_Task statement:_ Copy out each line of the listing that has the word "PAGINA" in it.

++++++++

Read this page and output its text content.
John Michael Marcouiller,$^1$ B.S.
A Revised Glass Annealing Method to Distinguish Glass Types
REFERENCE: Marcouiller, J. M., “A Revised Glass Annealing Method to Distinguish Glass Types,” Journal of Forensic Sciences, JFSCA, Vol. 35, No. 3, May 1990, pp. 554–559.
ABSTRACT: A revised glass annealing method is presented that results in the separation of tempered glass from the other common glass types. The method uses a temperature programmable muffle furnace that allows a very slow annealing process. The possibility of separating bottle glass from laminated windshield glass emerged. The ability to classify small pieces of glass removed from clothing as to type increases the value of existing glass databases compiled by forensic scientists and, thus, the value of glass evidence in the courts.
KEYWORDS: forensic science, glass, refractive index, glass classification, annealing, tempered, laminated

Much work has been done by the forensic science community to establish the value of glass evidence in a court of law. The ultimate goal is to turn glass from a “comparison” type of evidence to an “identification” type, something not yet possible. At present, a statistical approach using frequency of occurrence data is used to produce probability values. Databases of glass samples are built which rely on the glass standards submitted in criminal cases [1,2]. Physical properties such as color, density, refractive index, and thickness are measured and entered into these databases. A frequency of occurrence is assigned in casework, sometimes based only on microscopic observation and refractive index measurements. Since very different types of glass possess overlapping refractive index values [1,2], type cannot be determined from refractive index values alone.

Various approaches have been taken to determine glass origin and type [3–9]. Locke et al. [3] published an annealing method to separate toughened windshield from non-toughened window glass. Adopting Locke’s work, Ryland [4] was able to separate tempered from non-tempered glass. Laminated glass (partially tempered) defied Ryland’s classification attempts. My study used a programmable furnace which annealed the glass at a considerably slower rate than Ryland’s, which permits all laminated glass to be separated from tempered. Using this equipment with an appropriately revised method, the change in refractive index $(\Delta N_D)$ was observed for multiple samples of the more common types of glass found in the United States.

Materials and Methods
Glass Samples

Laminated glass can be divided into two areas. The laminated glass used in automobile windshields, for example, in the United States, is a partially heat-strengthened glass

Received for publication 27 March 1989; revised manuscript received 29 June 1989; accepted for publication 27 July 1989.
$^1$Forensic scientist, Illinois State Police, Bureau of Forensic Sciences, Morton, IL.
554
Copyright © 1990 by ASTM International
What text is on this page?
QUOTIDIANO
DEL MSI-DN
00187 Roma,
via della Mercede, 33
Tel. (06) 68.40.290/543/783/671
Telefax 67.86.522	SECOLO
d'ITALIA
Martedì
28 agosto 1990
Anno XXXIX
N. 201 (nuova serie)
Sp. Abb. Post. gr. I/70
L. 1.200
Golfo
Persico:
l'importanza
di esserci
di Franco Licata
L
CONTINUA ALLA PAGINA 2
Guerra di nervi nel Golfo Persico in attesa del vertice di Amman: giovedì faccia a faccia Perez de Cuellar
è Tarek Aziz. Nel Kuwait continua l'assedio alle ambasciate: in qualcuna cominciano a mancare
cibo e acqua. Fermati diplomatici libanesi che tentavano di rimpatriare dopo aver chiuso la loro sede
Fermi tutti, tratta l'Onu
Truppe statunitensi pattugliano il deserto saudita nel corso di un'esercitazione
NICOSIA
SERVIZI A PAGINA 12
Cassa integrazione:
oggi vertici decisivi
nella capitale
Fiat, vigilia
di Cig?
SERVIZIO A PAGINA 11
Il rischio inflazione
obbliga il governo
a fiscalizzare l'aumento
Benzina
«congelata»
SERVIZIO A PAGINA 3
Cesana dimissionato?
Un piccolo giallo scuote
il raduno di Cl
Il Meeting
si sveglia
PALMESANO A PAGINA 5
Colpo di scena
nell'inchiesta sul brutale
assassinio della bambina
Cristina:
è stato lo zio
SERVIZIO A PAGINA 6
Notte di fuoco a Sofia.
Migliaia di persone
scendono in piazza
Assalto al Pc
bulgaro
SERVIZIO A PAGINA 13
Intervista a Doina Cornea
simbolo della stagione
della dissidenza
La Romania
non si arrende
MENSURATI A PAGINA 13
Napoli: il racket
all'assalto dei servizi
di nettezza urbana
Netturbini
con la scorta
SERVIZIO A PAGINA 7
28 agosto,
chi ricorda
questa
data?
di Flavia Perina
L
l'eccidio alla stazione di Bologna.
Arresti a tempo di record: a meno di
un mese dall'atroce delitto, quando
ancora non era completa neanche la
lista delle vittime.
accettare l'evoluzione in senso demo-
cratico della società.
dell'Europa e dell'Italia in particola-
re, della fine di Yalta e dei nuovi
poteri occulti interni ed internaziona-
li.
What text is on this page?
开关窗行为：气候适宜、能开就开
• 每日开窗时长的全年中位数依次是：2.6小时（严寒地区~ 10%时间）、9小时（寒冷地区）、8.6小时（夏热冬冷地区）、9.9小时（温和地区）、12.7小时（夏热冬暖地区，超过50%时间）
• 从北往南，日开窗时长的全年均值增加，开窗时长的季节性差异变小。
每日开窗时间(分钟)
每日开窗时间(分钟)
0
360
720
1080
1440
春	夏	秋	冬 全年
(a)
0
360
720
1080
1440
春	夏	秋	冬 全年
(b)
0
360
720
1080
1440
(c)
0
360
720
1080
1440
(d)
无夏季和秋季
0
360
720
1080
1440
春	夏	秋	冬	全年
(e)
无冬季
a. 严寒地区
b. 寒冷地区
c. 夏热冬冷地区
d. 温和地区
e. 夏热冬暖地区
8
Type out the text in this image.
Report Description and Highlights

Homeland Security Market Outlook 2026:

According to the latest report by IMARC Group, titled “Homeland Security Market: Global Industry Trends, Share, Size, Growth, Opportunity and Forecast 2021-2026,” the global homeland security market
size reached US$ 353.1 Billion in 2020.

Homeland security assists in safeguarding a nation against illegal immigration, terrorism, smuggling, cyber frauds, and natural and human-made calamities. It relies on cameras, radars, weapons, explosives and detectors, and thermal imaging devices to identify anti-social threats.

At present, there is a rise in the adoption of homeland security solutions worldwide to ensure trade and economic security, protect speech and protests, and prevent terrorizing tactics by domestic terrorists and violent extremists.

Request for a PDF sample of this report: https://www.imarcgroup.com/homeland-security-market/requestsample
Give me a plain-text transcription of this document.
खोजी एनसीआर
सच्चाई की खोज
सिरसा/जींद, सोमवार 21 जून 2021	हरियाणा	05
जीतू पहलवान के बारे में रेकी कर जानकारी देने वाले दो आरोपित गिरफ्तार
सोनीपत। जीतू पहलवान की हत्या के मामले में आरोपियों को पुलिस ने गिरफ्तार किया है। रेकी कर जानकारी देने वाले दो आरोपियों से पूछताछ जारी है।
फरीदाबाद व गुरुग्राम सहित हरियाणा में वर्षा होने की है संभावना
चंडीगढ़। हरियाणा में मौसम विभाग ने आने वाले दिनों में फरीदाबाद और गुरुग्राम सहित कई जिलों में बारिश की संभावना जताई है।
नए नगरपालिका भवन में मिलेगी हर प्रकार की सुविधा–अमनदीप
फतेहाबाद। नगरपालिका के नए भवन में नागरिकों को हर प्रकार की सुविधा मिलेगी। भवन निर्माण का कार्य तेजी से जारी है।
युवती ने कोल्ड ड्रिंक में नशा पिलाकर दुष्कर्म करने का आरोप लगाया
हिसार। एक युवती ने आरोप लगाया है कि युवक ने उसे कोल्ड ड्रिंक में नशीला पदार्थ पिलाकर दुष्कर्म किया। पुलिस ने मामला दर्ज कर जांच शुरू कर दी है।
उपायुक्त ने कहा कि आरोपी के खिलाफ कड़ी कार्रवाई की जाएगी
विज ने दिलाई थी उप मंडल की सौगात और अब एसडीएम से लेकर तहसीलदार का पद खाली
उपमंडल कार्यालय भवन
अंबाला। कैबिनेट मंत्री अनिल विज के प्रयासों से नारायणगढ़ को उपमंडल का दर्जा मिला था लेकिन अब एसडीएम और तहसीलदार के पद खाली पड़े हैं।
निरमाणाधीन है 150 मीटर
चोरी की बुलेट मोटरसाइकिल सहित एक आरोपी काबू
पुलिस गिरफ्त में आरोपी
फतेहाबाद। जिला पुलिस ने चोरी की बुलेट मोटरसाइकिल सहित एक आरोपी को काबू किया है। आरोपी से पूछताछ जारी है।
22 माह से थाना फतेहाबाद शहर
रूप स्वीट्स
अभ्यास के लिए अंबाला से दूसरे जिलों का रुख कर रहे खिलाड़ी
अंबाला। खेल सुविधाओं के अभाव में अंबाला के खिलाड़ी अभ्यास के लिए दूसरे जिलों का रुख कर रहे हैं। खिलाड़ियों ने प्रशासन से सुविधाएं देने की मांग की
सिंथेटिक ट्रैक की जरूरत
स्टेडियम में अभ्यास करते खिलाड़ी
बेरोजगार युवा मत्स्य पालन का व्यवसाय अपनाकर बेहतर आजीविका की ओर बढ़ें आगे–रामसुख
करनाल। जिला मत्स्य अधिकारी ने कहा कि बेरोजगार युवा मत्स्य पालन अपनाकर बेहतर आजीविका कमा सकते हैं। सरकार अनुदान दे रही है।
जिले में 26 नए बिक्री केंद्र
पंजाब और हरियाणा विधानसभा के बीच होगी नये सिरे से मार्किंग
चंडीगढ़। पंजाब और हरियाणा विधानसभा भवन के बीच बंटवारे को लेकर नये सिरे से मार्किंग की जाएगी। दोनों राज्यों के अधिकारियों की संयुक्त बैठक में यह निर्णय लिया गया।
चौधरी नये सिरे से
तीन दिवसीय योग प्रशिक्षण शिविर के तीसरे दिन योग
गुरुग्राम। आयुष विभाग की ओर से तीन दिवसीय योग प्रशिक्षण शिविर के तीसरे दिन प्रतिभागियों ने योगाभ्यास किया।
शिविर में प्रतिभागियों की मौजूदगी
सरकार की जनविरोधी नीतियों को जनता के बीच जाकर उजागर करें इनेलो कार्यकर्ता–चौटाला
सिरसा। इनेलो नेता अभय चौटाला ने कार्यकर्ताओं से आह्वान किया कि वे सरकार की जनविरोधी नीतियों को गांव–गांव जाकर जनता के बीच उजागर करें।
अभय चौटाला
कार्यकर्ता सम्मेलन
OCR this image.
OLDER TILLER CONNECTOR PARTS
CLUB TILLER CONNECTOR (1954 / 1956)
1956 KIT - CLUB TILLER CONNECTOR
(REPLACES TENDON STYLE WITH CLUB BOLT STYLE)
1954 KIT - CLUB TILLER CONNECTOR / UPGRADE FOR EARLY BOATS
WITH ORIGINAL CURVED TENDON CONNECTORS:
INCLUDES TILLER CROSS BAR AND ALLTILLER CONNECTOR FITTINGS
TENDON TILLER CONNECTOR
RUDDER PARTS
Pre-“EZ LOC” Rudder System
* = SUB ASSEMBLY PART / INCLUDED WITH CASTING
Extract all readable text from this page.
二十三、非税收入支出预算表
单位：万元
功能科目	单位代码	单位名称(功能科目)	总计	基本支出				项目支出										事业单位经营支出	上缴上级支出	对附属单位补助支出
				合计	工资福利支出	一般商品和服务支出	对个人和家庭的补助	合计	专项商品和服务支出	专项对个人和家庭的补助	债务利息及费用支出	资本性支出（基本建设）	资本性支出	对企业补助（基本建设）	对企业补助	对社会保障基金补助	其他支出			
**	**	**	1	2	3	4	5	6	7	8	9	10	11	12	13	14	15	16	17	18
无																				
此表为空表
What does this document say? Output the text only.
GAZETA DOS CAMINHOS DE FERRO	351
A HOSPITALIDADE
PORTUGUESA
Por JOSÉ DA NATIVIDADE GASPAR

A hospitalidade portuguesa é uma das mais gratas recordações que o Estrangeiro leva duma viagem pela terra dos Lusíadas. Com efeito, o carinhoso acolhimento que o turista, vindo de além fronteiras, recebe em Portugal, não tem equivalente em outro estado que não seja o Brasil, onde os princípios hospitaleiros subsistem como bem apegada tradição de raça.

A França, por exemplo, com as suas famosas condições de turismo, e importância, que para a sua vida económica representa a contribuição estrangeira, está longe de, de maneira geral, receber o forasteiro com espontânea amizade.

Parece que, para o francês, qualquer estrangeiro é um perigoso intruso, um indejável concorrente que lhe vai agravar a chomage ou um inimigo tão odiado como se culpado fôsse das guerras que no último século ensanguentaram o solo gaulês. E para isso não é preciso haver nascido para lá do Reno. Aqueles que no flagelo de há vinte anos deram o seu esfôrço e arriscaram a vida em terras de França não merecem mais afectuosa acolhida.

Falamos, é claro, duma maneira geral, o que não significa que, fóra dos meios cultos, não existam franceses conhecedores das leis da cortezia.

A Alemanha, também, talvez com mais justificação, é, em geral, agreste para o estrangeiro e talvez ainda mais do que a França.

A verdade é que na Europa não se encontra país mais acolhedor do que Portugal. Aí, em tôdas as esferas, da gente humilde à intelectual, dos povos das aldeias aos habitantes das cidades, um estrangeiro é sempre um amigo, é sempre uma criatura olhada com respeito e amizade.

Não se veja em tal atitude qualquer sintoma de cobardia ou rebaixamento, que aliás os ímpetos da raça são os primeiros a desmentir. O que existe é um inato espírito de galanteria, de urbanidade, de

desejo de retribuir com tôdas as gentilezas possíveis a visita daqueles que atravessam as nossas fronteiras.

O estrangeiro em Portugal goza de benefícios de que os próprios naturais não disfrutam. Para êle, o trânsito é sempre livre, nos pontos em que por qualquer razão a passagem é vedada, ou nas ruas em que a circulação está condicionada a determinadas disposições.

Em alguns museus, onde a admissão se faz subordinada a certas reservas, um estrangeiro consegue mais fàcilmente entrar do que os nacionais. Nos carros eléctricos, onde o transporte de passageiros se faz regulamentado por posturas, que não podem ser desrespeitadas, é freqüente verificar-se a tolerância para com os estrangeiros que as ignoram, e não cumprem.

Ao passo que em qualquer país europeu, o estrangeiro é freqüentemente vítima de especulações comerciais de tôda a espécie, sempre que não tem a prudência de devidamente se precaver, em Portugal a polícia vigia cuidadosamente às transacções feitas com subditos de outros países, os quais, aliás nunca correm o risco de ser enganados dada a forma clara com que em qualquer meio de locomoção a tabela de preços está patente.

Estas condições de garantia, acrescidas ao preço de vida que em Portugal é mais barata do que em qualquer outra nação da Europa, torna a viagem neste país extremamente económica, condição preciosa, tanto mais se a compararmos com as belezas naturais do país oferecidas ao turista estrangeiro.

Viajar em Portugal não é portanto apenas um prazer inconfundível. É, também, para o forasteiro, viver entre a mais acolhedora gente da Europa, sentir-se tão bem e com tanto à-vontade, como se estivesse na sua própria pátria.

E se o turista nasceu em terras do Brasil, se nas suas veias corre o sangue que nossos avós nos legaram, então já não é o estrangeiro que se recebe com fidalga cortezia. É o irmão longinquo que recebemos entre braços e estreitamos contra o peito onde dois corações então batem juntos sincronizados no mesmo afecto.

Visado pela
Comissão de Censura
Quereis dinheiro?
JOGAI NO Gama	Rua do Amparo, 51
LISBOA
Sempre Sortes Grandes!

++++++++

_Answer to the task:_
CONTINUA ALLA PAGINA 2
SERVIZI A PAGINA 12
SERVIZIO A PAGINA 11
SERVIZIO A PAGINA 3
PALMESANO A PAGINA 5
SERVIZIO A PAGINA 6
SERVIZIO A PAGINA 13
MENSURATI A PAGINA 13
SERVIZIO A PAGINA 7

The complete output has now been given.